------ AVAILABLE RECORDS

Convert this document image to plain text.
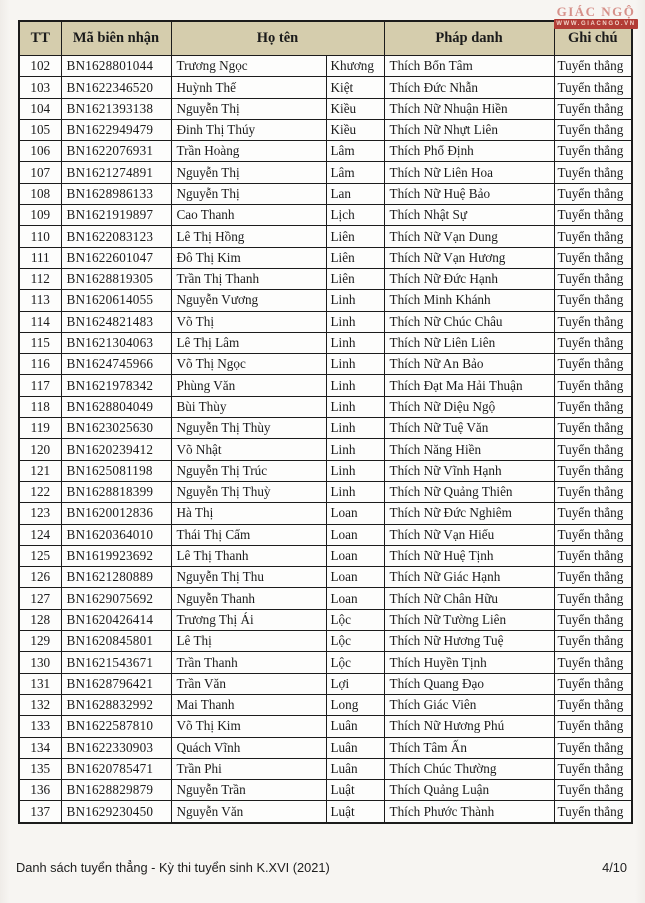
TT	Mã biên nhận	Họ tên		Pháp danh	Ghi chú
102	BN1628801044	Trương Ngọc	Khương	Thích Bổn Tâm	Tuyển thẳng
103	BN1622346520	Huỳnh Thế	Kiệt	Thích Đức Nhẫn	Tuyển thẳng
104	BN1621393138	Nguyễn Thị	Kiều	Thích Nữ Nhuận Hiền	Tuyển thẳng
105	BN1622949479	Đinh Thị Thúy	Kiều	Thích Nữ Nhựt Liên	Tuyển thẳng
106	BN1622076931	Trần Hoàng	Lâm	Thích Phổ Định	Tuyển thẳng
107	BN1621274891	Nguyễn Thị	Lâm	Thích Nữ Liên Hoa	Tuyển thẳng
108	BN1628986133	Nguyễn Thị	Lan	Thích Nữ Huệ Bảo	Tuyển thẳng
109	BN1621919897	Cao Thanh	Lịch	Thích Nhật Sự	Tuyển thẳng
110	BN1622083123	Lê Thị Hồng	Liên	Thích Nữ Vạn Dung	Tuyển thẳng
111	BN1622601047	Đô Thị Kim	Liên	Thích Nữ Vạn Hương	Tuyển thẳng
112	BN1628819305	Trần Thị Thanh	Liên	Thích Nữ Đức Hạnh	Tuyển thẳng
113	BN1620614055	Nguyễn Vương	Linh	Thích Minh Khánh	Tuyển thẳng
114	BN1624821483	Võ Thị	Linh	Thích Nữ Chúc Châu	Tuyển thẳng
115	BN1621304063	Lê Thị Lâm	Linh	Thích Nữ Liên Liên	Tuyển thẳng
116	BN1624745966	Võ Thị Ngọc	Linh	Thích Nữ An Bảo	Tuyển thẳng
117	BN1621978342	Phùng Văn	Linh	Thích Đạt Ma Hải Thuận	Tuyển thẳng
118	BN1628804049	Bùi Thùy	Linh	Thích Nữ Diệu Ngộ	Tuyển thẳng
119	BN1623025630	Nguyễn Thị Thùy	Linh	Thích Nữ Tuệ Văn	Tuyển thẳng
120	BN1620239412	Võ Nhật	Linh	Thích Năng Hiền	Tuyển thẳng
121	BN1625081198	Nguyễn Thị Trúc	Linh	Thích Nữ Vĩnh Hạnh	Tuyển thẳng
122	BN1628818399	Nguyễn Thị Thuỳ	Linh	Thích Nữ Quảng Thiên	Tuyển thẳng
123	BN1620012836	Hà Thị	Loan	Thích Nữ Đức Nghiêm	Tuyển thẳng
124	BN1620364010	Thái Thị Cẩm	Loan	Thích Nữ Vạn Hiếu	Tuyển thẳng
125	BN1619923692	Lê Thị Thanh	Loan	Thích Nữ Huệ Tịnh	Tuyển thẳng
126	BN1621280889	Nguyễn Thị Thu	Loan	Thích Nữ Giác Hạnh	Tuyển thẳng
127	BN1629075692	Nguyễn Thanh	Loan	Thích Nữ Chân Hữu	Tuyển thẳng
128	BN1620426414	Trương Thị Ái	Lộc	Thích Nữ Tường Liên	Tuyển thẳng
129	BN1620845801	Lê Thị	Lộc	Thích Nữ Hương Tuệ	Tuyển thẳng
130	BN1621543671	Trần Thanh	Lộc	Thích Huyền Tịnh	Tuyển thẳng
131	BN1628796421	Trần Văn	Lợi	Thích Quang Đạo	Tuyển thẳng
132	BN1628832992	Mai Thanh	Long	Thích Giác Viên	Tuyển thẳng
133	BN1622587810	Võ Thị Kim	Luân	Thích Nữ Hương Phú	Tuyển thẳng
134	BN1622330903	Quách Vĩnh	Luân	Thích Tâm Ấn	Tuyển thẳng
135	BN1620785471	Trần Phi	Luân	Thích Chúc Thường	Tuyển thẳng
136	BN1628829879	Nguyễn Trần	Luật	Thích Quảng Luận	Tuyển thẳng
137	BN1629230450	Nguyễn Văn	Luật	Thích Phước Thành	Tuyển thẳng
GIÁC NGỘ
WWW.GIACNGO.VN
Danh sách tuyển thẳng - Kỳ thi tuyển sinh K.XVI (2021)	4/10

------------

_EXERCISE INSTRUCTIONS:_ Quote each record exactly as it stands, minus the pictures.

_EXERCISE OUTPUT:_
Convert this document image to plain text.
TT	Mã biên nhận	Họ tên		Pháp danh	Ghi chú
102	BN1628801044	Trương Ngọc	Khương	Thích Bổn Tâm	Tuyển thẳng
103	BN1622346520	Huỳnh Thế	Kiệt	Thích Đức Nhẫn	Tuyển thẳng
104	BN1621393138	Nguyễn Thị	Kiều	Thích Nữ Nhuận Hiền	Tuyển thẳng
105	BN1622949479	Đinh Thị Thúy	Kiều	Thích Nữ Nhựt Liên	Tuyển thẳng
106	BN1622076931	Trần Hoàng	Lâm	Thích Phổ Định	Tuyển thẳng
107	BN1621274891	Nguyễn Thị	Lâm	Thích Nữ Liên Hoa	Tuyển thẳng
108	BN1628986133	Nguyễn Thị	Lan	Thích Nữ Huệ Bảo	Tuyển thẳng
109	BN1621919897	Cao Thanh	Lịch	Thích Nhật Sự	Tuyển thẳng
110	BN1622083123	Lê Thị Hồng	Liên	Thích Nữ Vạn Dung	Tuyển thẳng
111	BN1622601047	Đô Thị Kim	Liên	Thích Nữ Vạn Hương	Tuyển thẳng
112	BN1628819305	Trần Thị Thanh	Liên	Thích Nữ Đức Hạnh	Tuyển thẳng
113	BN1620614055	Nguyễn Vương	Linh	Thích Minh Khánh	Tuyển thẳng
114	BN1624821483	Võ Thị	Linh	Thích Nữ Chúc Châu	Tuyển thẳng
115	BN1621304063	Lê Thị Lâm	Linh	Thích Nữ Liên Liên	Tuyển thẳng
116	BN1624745966	Võ Thị Ngọc	Linh	Thích Nữ An Bảo	Tuyển thẳng
117	BN1621978342	Phùng Văn	Linh	Thích Đạt Ma Hải Thuận	Tuyển thẳng
118	BN1628804049	Bùi Thùy	Linh	Thích Nữ Diệu Ngộ	Tuyển thẳng
119	BN1623025630	Nguyễn Thị Thùy	Linh	Thích Nữ Tuệ Văn	Tuyển thẳng
120	BN1620239412	Võ Nhật	Linh	Thích Năng Hiền	Tuyển thẳng
121	BN1625081198	Nguyễn Thị Trúc	Linh	Thích Nữ Vĩnh Hạnh	Tuyển thẳng
122	BN1628818399	Nguyễn Thị Thuỳ	Linh	Thích Nữ Quảng Thiên	Tuyển thẳng
123	BN1620012836	Hà Thị	Loan	Thích Nữ Đức Nghiêm	Tuyển thẳng
124	BN1620364010	Thái Thị Cẩm	Loan	Thích Nữ Vạn Hiếu	Tuyển thẳng
125	BN1619923692	Lê Thị Thanh	Loan	Thích Nữ Huệ Tịnh	Tuyển thẳng
126	BN1621280889	Nguyễn Thị Thu	Loan	Thích Nữ Giác Hạnh	Tuyển thẳng
127	BN1629075692	Nguyễn Thanh	Loan	Thích Nữ Chân Hữu	Tuyển thẳng
128	BN1620426414	Trương Thị Ái	Lộc	Thích Nữ Tường Liên	Tuyển thẳng
129	BN1620845801	Lê Thị	Lộc	Thích Nữ Hương Tuệ	Tuyển thẳng
130	BN1621543671	Trần Thanh	Lộc	Thích Huyền Tịnh	Tuyển thẳng
131	BN1628796421	Trần Văn	Lợi	Thích Quang Đạo	Tuyển thẳng
132	BN1628832992	Mai Thanh	Long	Thích Giác Viên	Tuyển thẳng
133	BN1622587810	Võ Thị Kim	Luân	Thích Nữ Hương Phú	Tuyển thẳng
134	BN1622330903	Quách Vĩnh	Luân	Thích Tâm Ấn	Tuyển thẳng
135	BN1620785471	Trần Phi	Luân	Thích Chúc Thường	Tuyển thẳng
136	BN1628829879	Nguyễn Trần	Luật	Thích Quảng Luận	Tuyển thẳng
137	BN1629230450	Nguyễn Văn	Luật	Thích Phước Thành	Tuyển thẳng
GIÁC NGỘ
WWW.GIACNGO.VN
Danh sách tuyển thẳng - Kỳ thi tuyển sinh K.XVI (2021)	4/10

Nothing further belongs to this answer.